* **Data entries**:

^^^^^^^^

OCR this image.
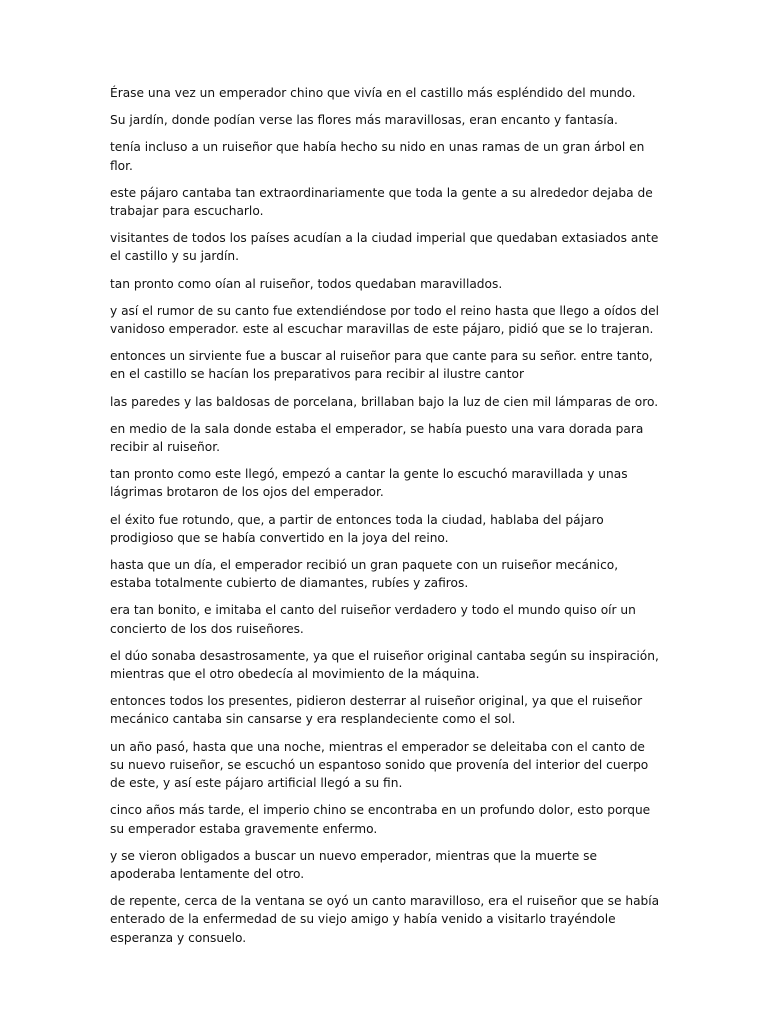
Érase una vez un emperador chino que vivía en el castillo más espléndido del mundo.

Su jardín, donde podían verse las flores más maravillosas, eran encanto y fantasía.

tenía incluso a un ruiseñor que había hecho su nido en unas ramas de un gran árbol en flor.

este pájaro cantaba tan extraordinariamente que toda la gente a su alrededor dejaba de trabajar para escucharlo.

visitantes de todos los países acudían a la ciudad imperial que quedaban extasiados ante el castillo y su jardín.

tan pronto como oían al ruiseñor, todos quedaban maravillados.

y así el rumor de su canto fue extendiéndose por todo el reino hasta que llego a oídos del vanidoso emperador. este al escuchar maravillas de este pájaro, pidió que se lo trajeran.

entonces un sirviente fue a buscar al ruiseñor para que cante para su señor. entre tanto, en el castillo se hacían los preparativos para recibir al ilustre cantor

las paredes y las baldosas de porcelana, brillaban bajo la luz de cien mil lámparas de oro.

en medio de la sala donde estaba el emperador, se había puesto una vara dorada para recibir al ruiseñor.

tan pronto como este llegó, empezó a cantar la gente lo escuchó maravillada y unas lágrimas brotaron de los ojos del emperador.

el éxito fue rotundo, que, a partir de entonces toda la ciudad, hablaba del pájaro prodigioso que se había convertido en la joya del reino.

hasta que un día, el emperador recibió un gran paquete con un ruiseñor mecánico, estaba totalmente cubierto de diamantes, rubíes y zafiros.

era tan bonito, e imitaba el canto del ruiseñor verdadero y todo el mundo quiso oír un concierto de los dos ruiseñores.

el dúo sonaba desastrosamente, ya que el ruiseñor original cantaba según su inspiración, mientras que el otro obedecía al movimiento de la máquina.

entonces todos los presentes, pidieron desterrar al ruiseñor original, ya que el ruiseñor mecánico cantaba sin cansarse y era resplandeciente como el sol.

un año pasó, hasta que una noche, mientras el emperador se deleitaba con el canto de su nuevo ruiseñor, se escuchó un espantoso sonido que provenía del interior del cuerpo de este, y así este pájaro artificial llegó a su fin.

cinco años más tarde, el imperio chino se encontraba en un profundo dolor, esto porque su emperador estaba gravemente enfermo.

y se vieron obligados a buscar un nuevo emperador, mientras que la muerte se apoderaba lentamente del otro.

de repente, cerca de la ventana se oyó un canto maravilloso, era el ruiseñor que se había enterado de la enfermedad de su viejo amigo y había venido a visitarlo trayéndole esperanza y consuelo.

^^^^^^^^

* **Stated goal**: Identify the lines above with the word "buscar". Copy them.

* **Exercise output**:
entonces un sirviente fue a buscar al ruiseñor para que cante para su señor. entre tanto, en el castillo se hacían los preparativos para recibir al ilustre cantor
y se vieron obligados a buscar un nuevo emperador, mientras que la muerte se apoderaba lentamente del otro.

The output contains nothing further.